• _What the task asks_: Transcribe each line exactly.

[Data records]
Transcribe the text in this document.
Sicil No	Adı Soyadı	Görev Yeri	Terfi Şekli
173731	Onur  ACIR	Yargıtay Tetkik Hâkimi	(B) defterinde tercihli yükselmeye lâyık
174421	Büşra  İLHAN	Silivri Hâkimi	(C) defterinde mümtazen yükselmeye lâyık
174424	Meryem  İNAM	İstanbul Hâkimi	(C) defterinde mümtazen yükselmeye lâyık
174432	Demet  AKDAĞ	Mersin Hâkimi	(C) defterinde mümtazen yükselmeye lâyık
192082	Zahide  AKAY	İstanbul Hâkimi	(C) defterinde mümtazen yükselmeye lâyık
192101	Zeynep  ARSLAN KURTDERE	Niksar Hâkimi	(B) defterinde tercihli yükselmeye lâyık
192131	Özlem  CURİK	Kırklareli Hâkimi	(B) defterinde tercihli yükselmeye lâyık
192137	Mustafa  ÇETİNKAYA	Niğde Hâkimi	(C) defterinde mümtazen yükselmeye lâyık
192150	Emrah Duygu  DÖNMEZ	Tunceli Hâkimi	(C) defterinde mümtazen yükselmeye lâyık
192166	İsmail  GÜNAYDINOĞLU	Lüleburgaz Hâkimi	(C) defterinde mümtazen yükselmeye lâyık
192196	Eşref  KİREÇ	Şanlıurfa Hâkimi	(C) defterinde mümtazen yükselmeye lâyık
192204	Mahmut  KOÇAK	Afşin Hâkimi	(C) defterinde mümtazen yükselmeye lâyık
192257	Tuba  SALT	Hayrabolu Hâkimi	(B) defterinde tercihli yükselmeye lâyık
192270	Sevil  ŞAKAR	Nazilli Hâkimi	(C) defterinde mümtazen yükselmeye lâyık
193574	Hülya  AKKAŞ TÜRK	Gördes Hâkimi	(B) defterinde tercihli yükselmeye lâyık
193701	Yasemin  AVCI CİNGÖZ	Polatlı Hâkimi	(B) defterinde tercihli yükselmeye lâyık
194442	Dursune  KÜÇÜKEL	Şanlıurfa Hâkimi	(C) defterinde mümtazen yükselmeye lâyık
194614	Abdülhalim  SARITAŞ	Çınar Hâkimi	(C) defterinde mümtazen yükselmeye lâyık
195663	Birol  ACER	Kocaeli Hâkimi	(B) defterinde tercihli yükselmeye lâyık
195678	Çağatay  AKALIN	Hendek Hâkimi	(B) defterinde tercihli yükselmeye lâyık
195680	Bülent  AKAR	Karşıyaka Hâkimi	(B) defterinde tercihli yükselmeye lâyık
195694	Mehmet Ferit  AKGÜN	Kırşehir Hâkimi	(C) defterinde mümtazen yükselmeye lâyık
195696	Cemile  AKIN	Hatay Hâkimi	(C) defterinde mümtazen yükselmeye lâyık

• _The output_:
Transcribe the text in this document.
Sicil No	Adı Soyadı	Görev Yeri	Terfi Şekli
173731	Onur  ACIR	Yargıtay Tetkik Hâkimi	(B) defterinde tercihli yükselmeye lâyık
174421	Büşra  İLHAN	Silivri Hâkimi	(C) defterinde mümtazen yükselmeye lâyık
174424	Meryem  İNAM	İstanbul Hâkimi	(C) defterinde mümtazen yükselmeye lâyık
174432	Demet  AKDAĞ	Mersin Hâkimi	(C) defterinde mümtazen yükselmeye lâyık
192082	Zahide  AKAY	İstanbul Hâkimi	(C) defterinde mümtazen yükselmeye lâyık
192101	Zeynep  ARSLAN KURTDERE	Niksar Hâkimi	(B) defterinde tercihli yükselmeye lâyık
192131	Özlem  CURİK	Kırklareli Hâkimi	(B) defterinde tercihli yükselmeye lâyık
192137	Mustafa  ÇETİNKAYA	Niğde Hâkimi	(C) defterinde mümtazen yükselmeye lâyık
192150	Emrah Duygu  DÖNMEZ	Tunceli Hâkimi	(C) defterinde mümtazen yükselmeye lâyık
192166	İsmail  GÜNAYDINOĞLU	Lüleburgaz Hâkimi	(C) defterinde mümtazen yükselmeye lâyık
192196	Eşref  KİREÇ	Şanlıurfa Hâkimi	(C) defterinde mümtazen yükselmeye lâyık
192204	Mahmut  KOÇAK	Afşin Hâkimi	(C) defterinde mümtazen yükselmeye lâyık
192257	Tuba  SALT	Hayrabolu Hâkimi	(B) defterinde tercihli yükselmeye lâyık
192270	Sevil  ŞAKAR	Nazilli Hâkimi	(C) defterinde mümtazen yükselmeye lâyık
193574	Hülya  AKKAŞ TÜRK	Gördes Hâkimi	(B) defterinde tercihli yükselmeye lâyık
193701	Yasemin  AVCI CİNGÖZ	Polatlı Hâkimi	(B) defterinde tercihli yükselmeye lâyık
194442	Dursune  KÜÇÜKEL	Şanlıurfa Hâkimi	(C) defterinde mümtazen yükselmeye lâyık
194614	Abdülhalim  SARITAŞ	Çınar Hâkimi	(C) defterinde mümtazen yükselmeye lâyık
195663	Birol  ACER	Kocaeli Hâkimi	(B) defterinde tercihli yükselmeye lâyık
195678	Çağatay  AKALIN	Hendek Hâkimi	(B) defterinde tercihli yükselmeye lâyık
195680	Bülent  AKAR	Karşıyaka Hâkimi	(B) defterinde tercihli yükselmeye lâyık
195694	Mehmet Ferit  AKGÜN	Kırşehir Hâkimi	(C) defterinde mümtazen yükselmeye lâyık
195696	Cemile  AKIN	Hatay Hâkimi	(C) defterinde mümtazen yükselmeye lâyık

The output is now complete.